_Given problem 1_
Extract the passage from the zran project description starting at "Project description" and ending at "index is created.".
_Given problem 2_
List every compressed data format that the zran project description says zran supports for random read access.

Skip to main content

Utility for randomly accessing DEFLATE-compressed data

Project description

ZRAN

Random read access for ZLIB, GZIP and DEFLATE file formats

Description

zran is a Python extension that wraps the zran library, which was created by Mark Adler (the creator of zlib). This utility will create an index that will allow you to begin decompressing DEFLATE-compressed data (ZLIB, GZIP, or DEFLATE format) from compression block boundaries on subsequent reads. This effectively allows you to randomly access DEFLATE-compressed data once the index is created.

Installation

zran can be installed in your preferred Python environment via pip:

python -m pip install zran

Currently, only macOS/Linux x86_64 and ARM64 architectures are supported. Please open an issue or submit a PR if you would like to see support for other platforms!

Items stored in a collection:
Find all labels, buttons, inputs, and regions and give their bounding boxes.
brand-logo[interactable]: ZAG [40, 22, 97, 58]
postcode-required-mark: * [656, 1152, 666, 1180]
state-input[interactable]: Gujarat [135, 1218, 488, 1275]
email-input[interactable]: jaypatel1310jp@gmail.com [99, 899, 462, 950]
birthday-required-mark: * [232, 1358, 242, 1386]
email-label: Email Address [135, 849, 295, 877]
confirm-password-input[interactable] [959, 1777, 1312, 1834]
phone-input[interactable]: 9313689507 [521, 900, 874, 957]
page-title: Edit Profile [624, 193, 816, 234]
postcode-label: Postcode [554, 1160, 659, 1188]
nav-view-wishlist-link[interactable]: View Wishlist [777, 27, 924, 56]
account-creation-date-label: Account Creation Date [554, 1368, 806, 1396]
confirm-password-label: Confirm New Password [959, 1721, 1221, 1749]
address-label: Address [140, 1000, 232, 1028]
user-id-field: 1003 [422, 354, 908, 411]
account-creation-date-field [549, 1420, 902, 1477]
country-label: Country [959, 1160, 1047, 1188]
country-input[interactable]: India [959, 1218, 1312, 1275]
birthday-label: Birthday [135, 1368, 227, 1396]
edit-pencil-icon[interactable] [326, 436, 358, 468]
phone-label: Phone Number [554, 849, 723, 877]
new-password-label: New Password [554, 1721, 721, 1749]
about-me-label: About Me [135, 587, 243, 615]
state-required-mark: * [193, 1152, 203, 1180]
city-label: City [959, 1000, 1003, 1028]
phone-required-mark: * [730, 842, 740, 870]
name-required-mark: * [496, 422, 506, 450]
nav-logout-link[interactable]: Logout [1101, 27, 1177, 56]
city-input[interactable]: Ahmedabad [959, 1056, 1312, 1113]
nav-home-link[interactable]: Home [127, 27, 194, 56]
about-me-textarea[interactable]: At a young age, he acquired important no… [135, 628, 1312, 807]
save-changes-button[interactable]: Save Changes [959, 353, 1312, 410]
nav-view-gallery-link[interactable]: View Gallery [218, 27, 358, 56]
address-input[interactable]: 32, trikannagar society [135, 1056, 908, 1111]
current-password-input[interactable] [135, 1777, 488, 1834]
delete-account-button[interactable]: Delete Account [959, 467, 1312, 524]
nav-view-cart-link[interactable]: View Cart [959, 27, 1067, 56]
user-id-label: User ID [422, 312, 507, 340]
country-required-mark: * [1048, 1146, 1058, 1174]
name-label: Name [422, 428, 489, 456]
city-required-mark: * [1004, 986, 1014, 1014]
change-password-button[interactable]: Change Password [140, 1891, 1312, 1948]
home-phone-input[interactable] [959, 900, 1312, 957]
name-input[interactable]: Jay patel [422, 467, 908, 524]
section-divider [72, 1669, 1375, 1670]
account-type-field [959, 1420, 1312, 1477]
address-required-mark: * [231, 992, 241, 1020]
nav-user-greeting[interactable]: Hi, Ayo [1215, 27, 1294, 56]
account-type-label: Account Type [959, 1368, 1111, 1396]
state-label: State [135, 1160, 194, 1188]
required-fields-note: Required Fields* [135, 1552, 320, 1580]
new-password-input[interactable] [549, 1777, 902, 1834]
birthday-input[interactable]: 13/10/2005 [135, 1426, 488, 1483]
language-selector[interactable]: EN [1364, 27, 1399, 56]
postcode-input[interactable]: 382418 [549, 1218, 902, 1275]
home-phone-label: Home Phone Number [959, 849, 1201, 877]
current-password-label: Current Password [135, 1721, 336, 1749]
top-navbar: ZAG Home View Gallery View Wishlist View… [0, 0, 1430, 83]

_Output 1_
Project description

ZRAN

Random read access for ZLIB, GZIP and DEFLATE file formats

Description

zran is a Python extension that wraps the zran library, which was created by Mark Adler (the creator of zlib). This utility will create an index that will allow you to begin decompressing DEFLATE-compressed data (ZLIB, GZIP, or DEFLATE format) from compression block boundaries on subsequent reads. This effectively allows you to randomly access DEFLATE-compressed data once the index is created.

_Output 2_
ZLIB
GZIP
DEFLATE